[Excerpts from a figure dataset]
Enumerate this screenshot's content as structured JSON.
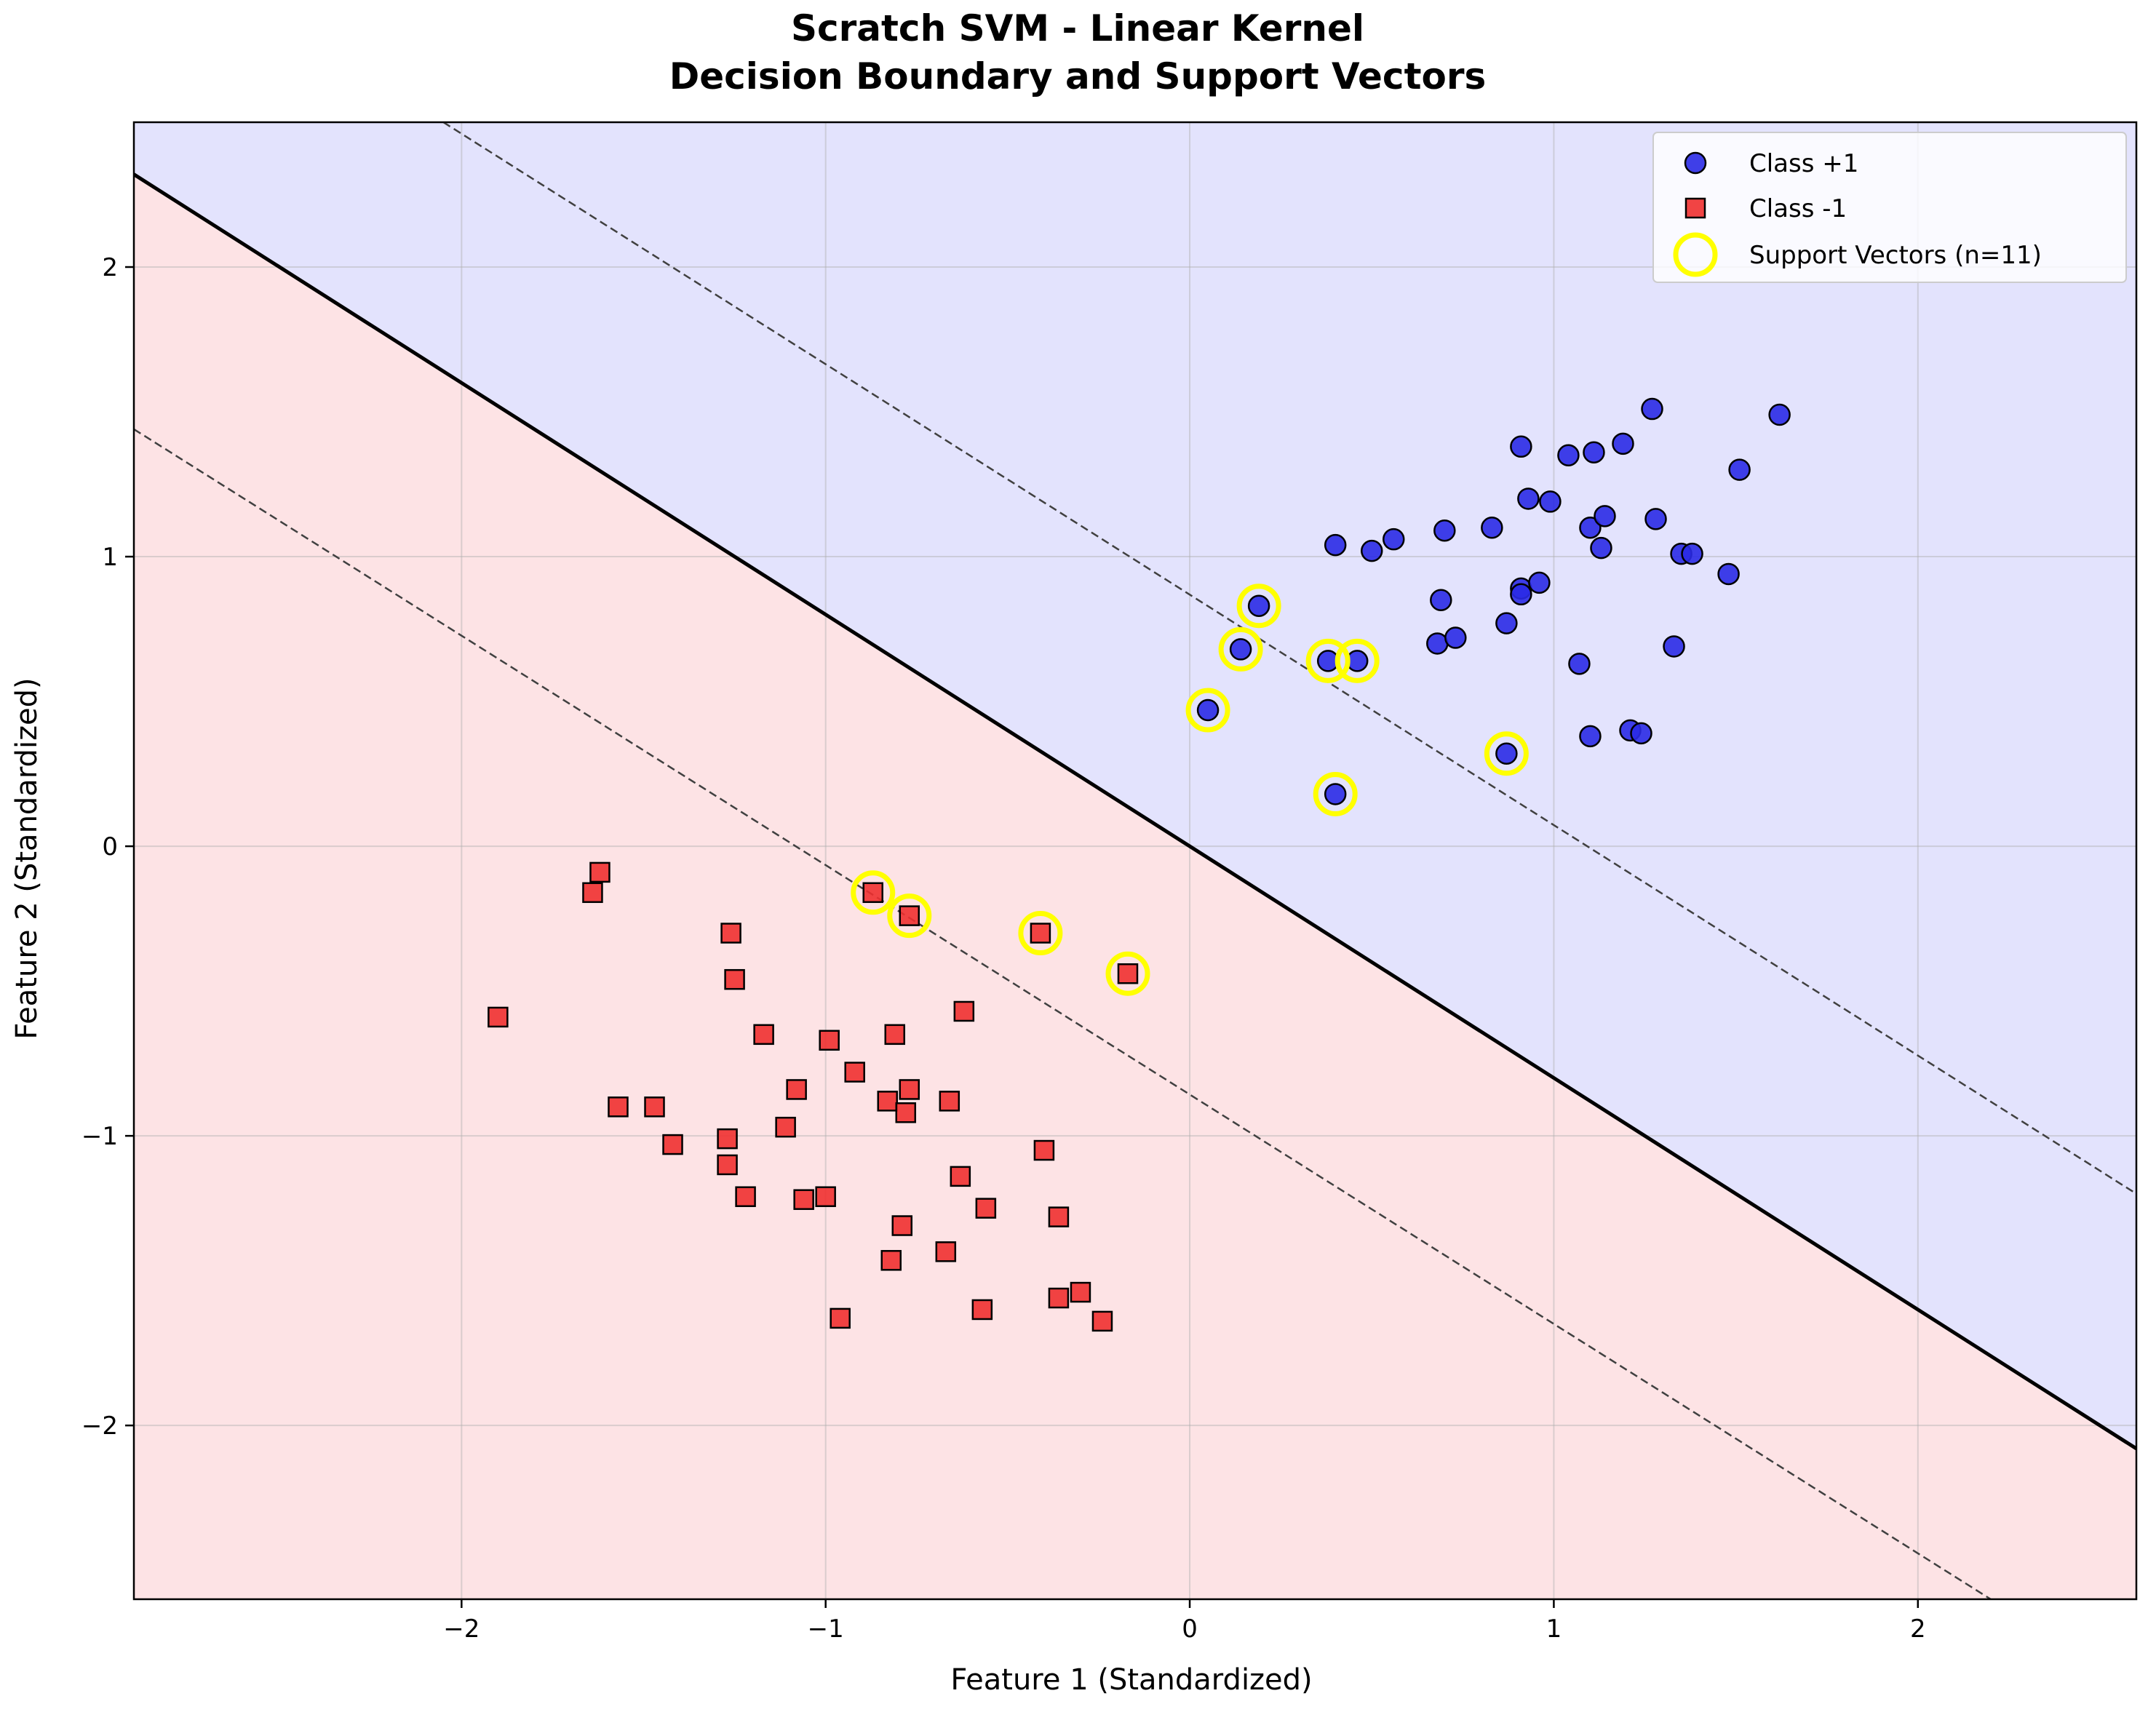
{
  "chart_data": {
    "type": "scatter",
    "title_lines": [
      "Scratch SVM - Linear Kernel",
      "Decision Boundary and Support Vectors"
    ],
    "xlabel": "Feature 1 (Standardized)",
    "ylabel": "Feature 2 (Standardized)",
    "xlim": [
      -2.9,
      2.6
    ],
    "ylim": [
      -2.6,
      2.5
    ],
    "xticks": [
      -2,
      -1,
      0,
      1,
      2
    ],
    "yticks": [
      -2,
      -1,
      0,
      1,
      2
    ],
    "xtick_labels": [
      "−2",
      "−1",
      "0",
      "1",
      "2"
    ],
    "ytick_labels": [
      "−2",
      "−1",
      "0",
      "1",
      "2"
    ],
    "grid": true,
    "legend_position": "top-right",
    "colors": {
      "positive_region": "#e3e3fd",
      "negative_region": "#fde3e5",
      "class_pos": "#2a2ae6",
      "class_neg": "#f03030",
      "support_vector": "#ffff00",
      "boundary": "#000000",
      "margin": "#404040"
    },
    "decision_boundary": {
      "points": [
        [
          -2.9,
          2.32
        ],
        [
          2.6,
          -2.08
        ]
      ]
    },
    "margin_upper": {
      "points": [
        [
          -2.05,
          2.5
        ],
        [
          2.6,
          -1.2
        ]
      ]
    },
    "margin_lower": {
      "points": [
        [
          -2.9,
          1.44
        ],
        [
          2.2,
          -2.6
        ]
      ]
    },
    "series": [
      {
        "name": "Class +1",
        "marker": "circle",
        "points": [
          [
            0.05,
            0.47
          ],
          [
            0.14,
            0.68
          ],
          [
            0.19,
            0.83
          ],
          [
            0.38,
            0.64
          ],
          [
            0.46,
            0.64
          ],
          [
            0.4,
            0.18
          ],
          [
            0.87,
            0.32
          ],
          [
            0.4,
            1.04
          ],
          [
            0.5,
            1.02
          ],
          [
            0.56,
            1.06
          ],
          [
            0.68,
            0.7
          ],
          [
            0.69,
            0.85
          ],
          [
            0.7,
            1.09
          ],
          [
            0.73,
            0.72
          ],
          [
            0.83,
            1.1
          ],
          [
            0.87,
            0.77
          ],
          [
            0.91,
            0.89
          ],
          [
            0.91,
            0.87
          ],
          [
            0.91,
            1.38
          ],
          [
            0.93,
            1.2
          ],
          [
            0.96,
            0.91
          ],
          [
            0.99,
            1.19
          ],
          [
            1.04,
            1.35
          ],
          [
            1.07,
            0.63
          ],
          [
            1.1,
            1.1
          ],
          [
            1.1,
            0.38
          ],
          [
            1.11,
            1.36
          ],
          [
            1.13,
            1.03
          ],
          [
            1.14,
            1.14
          ],
          [
            1.19,
            1.39
          ],
          [
            1.21,
            0.4
          ],
          [
            1.24,
            0.39
          ],
          [
            1.27,
            1.51
          ],
          [
            1.28,
            1.13
          ],
          [
            1.33,
            0.69
          ],
          [
            1.35,
            1.01
          ],
          [
            1.38,
            1.01
          ],
          [
            1.48,
            0.94
          ],
          [
            1.51,
            1.3
          ],
          [
            1.62,
            1.49
          ]
        ]
      },
      {
        "name": "Class -1",
        "marker": "square",
        "points": [
          [
            -0.87,
            -0.16
          ],
          [
            -0.77,
            -0.24
          ],
          [
            -0.41,
            -0.3
          ],
          [
            -0.17,
            -0.44
          ],
          [
            -1.62,
            -0.09
          ],
          [
            -1.64,
            -0.16
          ],
          [
            -1.26,
            -0.3
          ],
          [
            -1.25,
            -0.46
          ],
          [
            -1.9,
            -0.59
          ],
          [
            -1.17,
            -0.65
          ],
          [
            -0.99,
            -0.67
          ],
          [
            -0.81,
            -0.65
          ],
          [
            -0.62,
            -0.57
          ],
          [
            -0.92,
            -0.78
          ],
          [
            -1.08,
            -0.84
          ],
          [
            -1.57,
            -0.9
          ],
          [
            -1.47,
            -0.9
          ],
          [
            -0.83,
            -0.88
          ],
          [
            -0.78,
            -0.92
          ],
          [
            -0.77,
            -0.84
          ],
          [
            -0.66,
            -0.88
          ],
          [
            -1.11,
            -0.97
          ],
          [
            -1.42,
            -1.03
          ],
          [
            -1.27,
            -1.01
          ],
          [
            -1.27,
            -1.1
          ],
          [
            -0.4,
            -1.05
          ],
          [
            -0.63,
            -1.14
          ],
          [
            -1.22,
            -1.21
          ],
          [
            -1.06,
            -1.22
          ],
          [
            -1.0,
            -1.21
          ],
          [
            -0.56,
            -1.25
          ],
          [
            -0.36,
            -1.28
          ],
          [
            -0.79,
            -1.31
          ],
          [
            -0.67,
            -1.4
          ],
          [
            -0.82,
            -1.43
          ],
          [
            -0.36,
            -1.56
          ],
          [
            -0.3,
            -1.54
          ],
          [
            -0.57,
            -1.6
          ],
          [
            -0.96,
            -1.63
          ],
          [
            -0.24,
            -1.64
          ]
        ]
      },
      {
        "name": "Support Vectors (n=11)",
        "marker": "ring",
        "points": [
          [
            0.05,
            0.47
          ],
          [
            0.14,
            0.68
          ],
          [
            0.19,
            0.83
          ],
          [
            0.38,
            0.64
          ],
          [
            0.46,
            0.64
          ],
          [
            0.4,
            0.18
          ],
          [
            0.87,
            0.32
          ],
          [
            -0.87,
            -0.16
          ],
          [
            -0.77,
            -0.24
          ],
          [
            -0.41,
            -0.3
          ],
          [
            -0.17,
            -0.44
          ]
        ]
      }
    ]
  }
}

## Exercise directions
All the records need to be repeated exactly, with the images dropped.

## Worked answer
Enumerate this screenshot's content as structured JSON.
{
  "chart_data": {
    "type": "scatter",
    "title_lines": [
      "Scratch SVM - Linear Kernel",
      "Decision Boundary and Support Vectors"
    ],
    "xlabel": "Feature 1 (Standardized)",
    "ylabel": "Feature 2 (Standardized)",
    "xlim": [
      -2.9,
      2.6
    ],
    "ylim": [
      -2.6,
      2.5
    ],
    "xticks": [
      -2,
      -1,
      0,
      1,
      2
    ],
    "yticks": [
      -2,
      -1,
      0,
      1,
      2
    ],
    "xtick_labels": [
      "−2",
      "−1",
      "0",
      "1",
      "2"
    ],
    "ytick_labels": [
      "−2",
      "−1",
      "0",
      "1",
      "2"
    ],
    "grid": true,
    "legend_position": "top-right",
    "colors": {
      "positive_region": "#e3e3fd",
      "negative_region": "#fde3e5",
      "class_pos": "#2a2ae6",
      "class_neg": "#f03030",
      "support_vector": "#ffff00",
      "boundary": "#000000",
      "margin": "#404040"
    },
    "decision_boundary": {
      "points": [
        [
          -2.9,
          2.32
        ],
        [
          2.6,
          -2.08
        ]
      ]
    },
    "margin_upper": {
      "points": [
        [
          -2.05,
          2.5
        ],
        [
          2.6,
          -1.2
        ]
      ]
    },
    "margin_lower": {
      "points": [
        [
          -2.9,
          1.44
        ],
        [
          2.2,
          -2.6
        ]
      ]
    },
    "series": [
      {
        "name": "Class +1",
        "marker": "circle",
        "points": [
          [
            0.05,
            0.47
          ],
          [
            0.14,
            0.68
          ],
          [
            0.19,
            0.83
          ],
          [
            0.38,
            0.64
          ],
          [
            0.46,
            0.64
          ],
          [
            0.4,
            0.18
          ],
          [
            0.87,
            0.32
          ],
          [
            0.4,
            1.04
          ],
          [
            0.5,
            1.02
          ],
          [
            0.56,
            1.06
          ],
          [
            0.68,
            0.7
          ],
          [
            0.69,
            0.85
          ],
          [
            0.7,
            1.09
          ],
          [
            0.73,
            0.72
          ],
          [
            0.83,
            1.1
          ],
          [
            0.87,
            0.77
          ],
          [
            0.91,
            0.89
          ],
          [
            0.91,
            0.87
          ],
          [
            0.91,
            1.38
          ],
          [
            0.93,
            1.2
          ],
          [
            0.96,
            0.91
          ],
          [
            0.99,
            1.19
          ],
          [
            1.04,
            1.35
          ],
          [
            1.07,
            0.63
          ],
          [
            1.1,
            1.1
          ],
          [
            1.1,
            0.38
          ],
          [
            1.11,
            1.36
          ],
          [
            1.13,
            1.03
          ],
          [
            1.14,
            1.14
          ],
          [
            1.19,
            1.39
          ],
          [
            1.21,
            0.4
          ],
          [
            1.24,
            0.39
          ],
          [
            1.27,
            1.51
          ],
          [
            1.28,
            1.13
          ],
          [
            1.33,
            0.69
          ],
          [
            1.35,
            1.01
          ],
          [
            1.38,
            1.01
          ],
          [
            1.48,
            0.94
          ],
          [
            1.51,
            1.3
          ],
          [
            1.62,
            1.49
          ]
        ]
      },
      {
        "name": "Class -1",
        "marker": "square",
        "points": [
          [
            -0.87,
            -0.16
          ],
          [
            -0.77,
            -0.24
          ],
          [
            -0.41,
            -0.3
          ],
          [
            -0.17,
            -0.44
          ],
          [
            -1.62,
            -0.09
          ],
          [
            -1.64,
            -0.16
          ],
          [
            -1.26,
            -0.3
          ],
          [
            -1.25,
            -0.46
          ],
          [
            -1.9,
            -0.59
          ],
          [
            -1.17,
            -0.65
          ],
          [
            -0.99,
            -0.67
          ],
          [
            -0.81,
            -0.65
          ],
          [
            -0.62,
            -0.57
          ],
          [
            -0.92,
            -0.78
          ],
          [
            -1.08,
            -0.84
          ],
          [
            -1.57,
            -0.9
          ],
          [
            -1.47,
            -0.9
          ],
          [
            -0.83,
            -0.88
          ],
          [
            -0.78,
            -0.92
          ],
          [
            -0.77,
            -0.84
          ],
          [
            -0.66,
            -0.88
          ],
          [
            -1.11,
            -0.97
          ],
          [
            -1.42,
            -1.03
          ],
          [
            -1.27,
            -1.01
          ],
          [
            -1.27,
            -1.1
          ],
          [
            -0.4,
            -1.05
          ],
          [
            -0.63,
            -1.14
          ],
          [
            -1.22,
            -1.21
          ],
          [
            -1.06,
            -1.22
          ],
          [
            -1.0,
            -1.21
          ],
          [
            -0.56,
            -1.25
          ],
          [
            -0.36,
            -1.28
          ],
          [
            -0.79,
            -1.31
          ],
          [
            -0.67,
            -1.4
          ],
          [
            -0.82,
            -1.43
          ],
          [
            -0.36,
            -1.56
          ],
          [
            -0.3,
            -1.54
          ],
          [
            -0.57,
            -1.6
          ],
          [
            -0.96,
            -1.63
          ],
          [
            -0.24,
            -1.64
          ]
        ]
      },
      {
        "name": "Support Vectors (n=11)",
        "marker": "ring",
        "points": [
          [
            0.05,
            0.47
          ],
          [
            0.14,
            0.68
          ],
          [
            0.19,
            0.83
          ],
          [
            0.38,
            0.64
          ],
          [
            0.46,
            0.64
          ],
          [
            0.4,
            0.18
          ],
          [
            0.87,
            0.32
          ],
          [
            -0.87,
            -0.16
          ],
          [
            -0.77,
            -0.24
          ],
          [
            -0.41,
            -0.3
          ],
          [
            -0.17,
            -0.44
          ]
        ]
      }
    ]
  }
}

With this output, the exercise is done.